_WHAT TO PRODUCE_.
Search the data for the word "Possible" and copy every line where it occurs.

_INPUT ROWS_.
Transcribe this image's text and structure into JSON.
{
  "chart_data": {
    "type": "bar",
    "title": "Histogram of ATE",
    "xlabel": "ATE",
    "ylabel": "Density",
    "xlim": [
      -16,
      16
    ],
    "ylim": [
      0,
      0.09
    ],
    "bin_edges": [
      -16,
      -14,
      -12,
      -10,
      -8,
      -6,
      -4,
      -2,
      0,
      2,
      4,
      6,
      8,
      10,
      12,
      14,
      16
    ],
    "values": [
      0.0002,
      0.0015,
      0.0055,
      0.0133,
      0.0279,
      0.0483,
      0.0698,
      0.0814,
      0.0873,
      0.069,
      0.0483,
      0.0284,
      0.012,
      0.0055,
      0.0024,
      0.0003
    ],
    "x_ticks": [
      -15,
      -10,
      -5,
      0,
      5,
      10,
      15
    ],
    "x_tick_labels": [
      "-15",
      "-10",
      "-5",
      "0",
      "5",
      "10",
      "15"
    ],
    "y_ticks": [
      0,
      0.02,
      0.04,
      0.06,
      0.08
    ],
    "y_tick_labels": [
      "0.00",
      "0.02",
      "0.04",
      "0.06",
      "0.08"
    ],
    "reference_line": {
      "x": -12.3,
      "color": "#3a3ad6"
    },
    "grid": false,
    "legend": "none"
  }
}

...

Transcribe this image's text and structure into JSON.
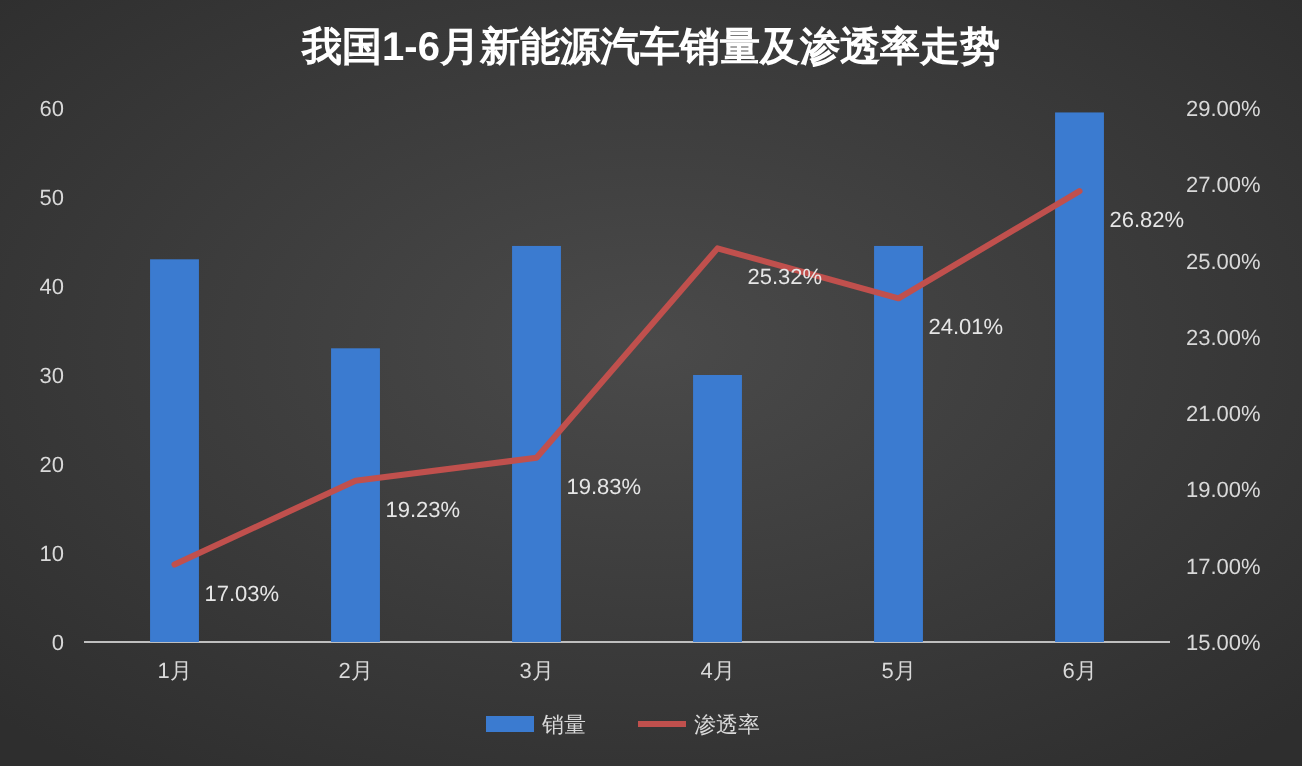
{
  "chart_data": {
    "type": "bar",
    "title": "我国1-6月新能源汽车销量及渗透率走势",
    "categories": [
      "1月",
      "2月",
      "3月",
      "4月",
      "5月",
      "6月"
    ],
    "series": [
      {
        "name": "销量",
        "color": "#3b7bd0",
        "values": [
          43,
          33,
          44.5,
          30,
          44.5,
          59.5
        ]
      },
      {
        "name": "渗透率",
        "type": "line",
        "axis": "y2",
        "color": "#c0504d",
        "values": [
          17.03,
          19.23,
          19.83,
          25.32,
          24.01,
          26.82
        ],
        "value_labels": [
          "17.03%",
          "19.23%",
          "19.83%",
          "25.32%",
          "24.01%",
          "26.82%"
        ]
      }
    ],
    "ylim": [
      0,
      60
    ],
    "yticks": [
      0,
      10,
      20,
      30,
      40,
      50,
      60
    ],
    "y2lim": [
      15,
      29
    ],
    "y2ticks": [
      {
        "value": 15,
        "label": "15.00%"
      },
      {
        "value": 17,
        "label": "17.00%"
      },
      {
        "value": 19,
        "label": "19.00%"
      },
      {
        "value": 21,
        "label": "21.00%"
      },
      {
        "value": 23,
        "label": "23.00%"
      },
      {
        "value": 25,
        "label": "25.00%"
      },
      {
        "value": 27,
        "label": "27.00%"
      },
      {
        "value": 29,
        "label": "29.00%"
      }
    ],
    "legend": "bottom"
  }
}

* * *

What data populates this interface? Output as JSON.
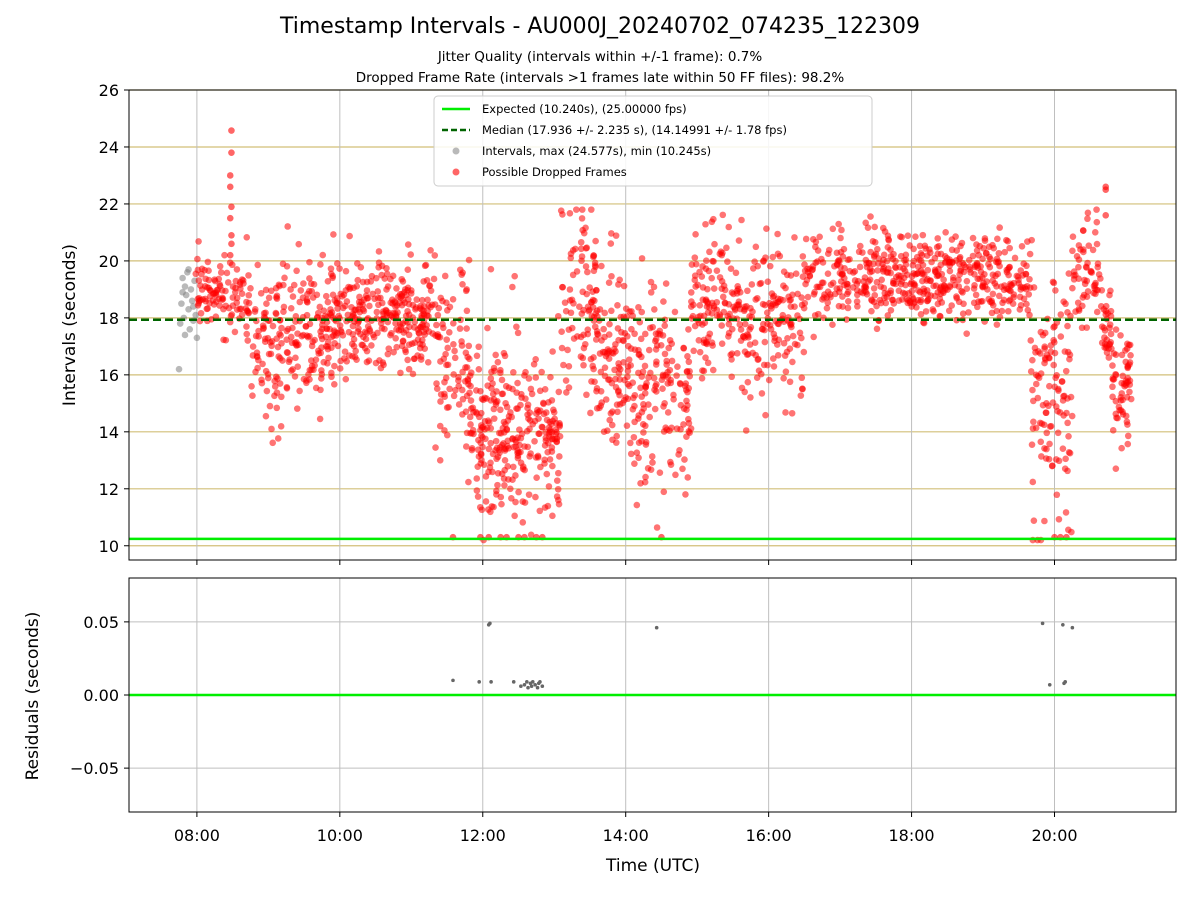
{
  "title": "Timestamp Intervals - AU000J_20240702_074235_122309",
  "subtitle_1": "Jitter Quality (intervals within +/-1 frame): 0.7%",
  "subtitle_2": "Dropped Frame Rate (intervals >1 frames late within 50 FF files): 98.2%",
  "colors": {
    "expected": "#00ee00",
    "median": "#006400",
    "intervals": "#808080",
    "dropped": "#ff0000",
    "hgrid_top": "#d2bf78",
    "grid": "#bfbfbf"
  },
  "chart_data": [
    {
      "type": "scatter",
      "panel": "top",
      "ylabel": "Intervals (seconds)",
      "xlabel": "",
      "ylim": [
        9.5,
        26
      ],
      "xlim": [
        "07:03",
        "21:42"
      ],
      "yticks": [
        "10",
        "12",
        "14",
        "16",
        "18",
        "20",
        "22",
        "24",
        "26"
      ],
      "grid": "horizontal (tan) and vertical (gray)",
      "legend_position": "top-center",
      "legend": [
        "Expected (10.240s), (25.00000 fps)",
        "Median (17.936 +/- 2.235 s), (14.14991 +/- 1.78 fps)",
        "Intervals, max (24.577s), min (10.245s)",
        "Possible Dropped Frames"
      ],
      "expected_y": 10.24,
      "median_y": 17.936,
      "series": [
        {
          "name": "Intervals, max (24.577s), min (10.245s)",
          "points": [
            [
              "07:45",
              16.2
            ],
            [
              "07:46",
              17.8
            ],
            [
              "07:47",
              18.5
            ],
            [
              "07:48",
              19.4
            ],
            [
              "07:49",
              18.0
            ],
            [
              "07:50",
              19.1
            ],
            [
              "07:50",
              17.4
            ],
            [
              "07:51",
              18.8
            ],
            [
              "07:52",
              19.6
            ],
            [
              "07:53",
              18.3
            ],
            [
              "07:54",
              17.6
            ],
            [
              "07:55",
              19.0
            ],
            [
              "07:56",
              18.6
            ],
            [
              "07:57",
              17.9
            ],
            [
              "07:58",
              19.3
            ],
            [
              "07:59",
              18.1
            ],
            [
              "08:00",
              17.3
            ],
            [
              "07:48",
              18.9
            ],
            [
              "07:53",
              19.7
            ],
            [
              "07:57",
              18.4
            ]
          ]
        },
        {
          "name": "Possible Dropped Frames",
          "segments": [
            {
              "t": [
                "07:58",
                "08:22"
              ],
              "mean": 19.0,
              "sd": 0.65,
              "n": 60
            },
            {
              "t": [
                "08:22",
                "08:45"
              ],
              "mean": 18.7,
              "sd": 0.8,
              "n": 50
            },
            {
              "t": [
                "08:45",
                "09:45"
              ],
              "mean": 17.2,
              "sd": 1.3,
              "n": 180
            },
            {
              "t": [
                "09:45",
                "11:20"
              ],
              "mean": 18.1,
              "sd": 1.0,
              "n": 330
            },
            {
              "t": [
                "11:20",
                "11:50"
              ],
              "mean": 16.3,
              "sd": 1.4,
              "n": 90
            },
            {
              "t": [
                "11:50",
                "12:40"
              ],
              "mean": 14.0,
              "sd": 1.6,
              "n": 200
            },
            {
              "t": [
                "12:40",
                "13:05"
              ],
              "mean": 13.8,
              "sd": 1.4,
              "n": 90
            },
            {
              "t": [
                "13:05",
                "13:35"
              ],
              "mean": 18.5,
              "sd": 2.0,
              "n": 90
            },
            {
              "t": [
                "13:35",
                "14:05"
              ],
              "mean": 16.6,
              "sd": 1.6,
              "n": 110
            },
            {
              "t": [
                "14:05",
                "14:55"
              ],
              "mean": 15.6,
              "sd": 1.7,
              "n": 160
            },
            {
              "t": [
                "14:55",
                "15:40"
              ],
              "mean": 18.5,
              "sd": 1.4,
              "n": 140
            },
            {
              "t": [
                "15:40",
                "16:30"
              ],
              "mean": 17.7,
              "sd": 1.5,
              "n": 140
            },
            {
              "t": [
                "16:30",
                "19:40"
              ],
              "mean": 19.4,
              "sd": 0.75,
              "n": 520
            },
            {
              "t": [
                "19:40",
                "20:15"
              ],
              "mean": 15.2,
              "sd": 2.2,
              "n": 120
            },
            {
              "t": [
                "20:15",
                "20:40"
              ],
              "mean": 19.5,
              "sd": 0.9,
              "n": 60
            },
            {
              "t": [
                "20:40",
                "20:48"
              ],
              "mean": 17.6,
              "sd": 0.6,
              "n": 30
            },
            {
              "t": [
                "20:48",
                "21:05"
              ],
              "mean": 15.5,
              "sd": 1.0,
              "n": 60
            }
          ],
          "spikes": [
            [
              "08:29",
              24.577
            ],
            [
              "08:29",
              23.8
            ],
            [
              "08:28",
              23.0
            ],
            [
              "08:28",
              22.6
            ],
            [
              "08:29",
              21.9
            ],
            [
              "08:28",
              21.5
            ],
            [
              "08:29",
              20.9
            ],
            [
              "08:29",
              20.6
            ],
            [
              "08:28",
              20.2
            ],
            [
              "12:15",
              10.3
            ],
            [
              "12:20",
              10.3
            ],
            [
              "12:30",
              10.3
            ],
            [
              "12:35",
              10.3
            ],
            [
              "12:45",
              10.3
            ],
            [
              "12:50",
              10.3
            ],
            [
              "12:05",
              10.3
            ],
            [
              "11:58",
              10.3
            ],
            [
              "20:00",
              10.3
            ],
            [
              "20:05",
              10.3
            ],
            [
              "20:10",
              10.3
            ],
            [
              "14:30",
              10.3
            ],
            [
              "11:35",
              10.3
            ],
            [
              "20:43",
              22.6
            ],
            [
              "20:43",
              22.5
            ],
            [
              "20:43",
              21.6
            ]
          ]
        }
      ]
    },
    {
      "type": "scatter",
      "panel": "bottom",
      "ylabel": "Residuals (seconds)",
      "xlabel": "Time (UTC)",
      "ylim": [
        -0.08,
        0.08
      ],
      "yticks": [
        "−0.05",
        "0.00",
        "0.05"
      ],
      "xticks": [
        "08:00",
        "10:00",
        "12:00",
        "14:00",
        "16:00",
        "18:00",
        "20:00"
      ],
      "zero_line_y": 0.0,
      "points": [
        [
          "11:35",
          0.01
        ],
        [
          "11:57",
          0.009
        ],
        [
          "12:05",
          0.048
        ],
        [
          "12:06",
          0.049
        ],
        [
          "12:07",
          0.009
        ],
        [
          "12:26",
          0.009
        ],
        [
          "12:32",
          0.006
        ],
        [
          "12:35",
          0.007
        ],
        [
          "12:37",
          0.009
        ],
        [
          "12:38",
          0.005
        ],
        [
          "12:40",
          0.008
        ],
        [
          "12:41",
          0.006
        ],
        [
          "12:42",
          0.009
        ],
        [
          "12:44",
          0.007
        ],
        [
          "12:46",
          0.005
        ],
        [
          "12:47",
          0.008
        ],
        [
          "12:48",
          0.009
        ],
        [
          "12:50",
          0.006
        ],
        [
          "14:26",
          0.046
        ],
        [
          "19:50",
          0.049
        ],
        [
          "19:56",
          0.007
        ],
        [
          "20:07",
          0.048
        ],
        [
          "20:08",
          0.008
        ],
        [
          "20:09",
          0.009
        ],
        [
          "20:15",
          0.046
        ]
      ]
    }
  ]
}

_ANSWER TO THIS TASK_.
        "Possible Dropped Frames"
          "name": "Possible Dropped Frames",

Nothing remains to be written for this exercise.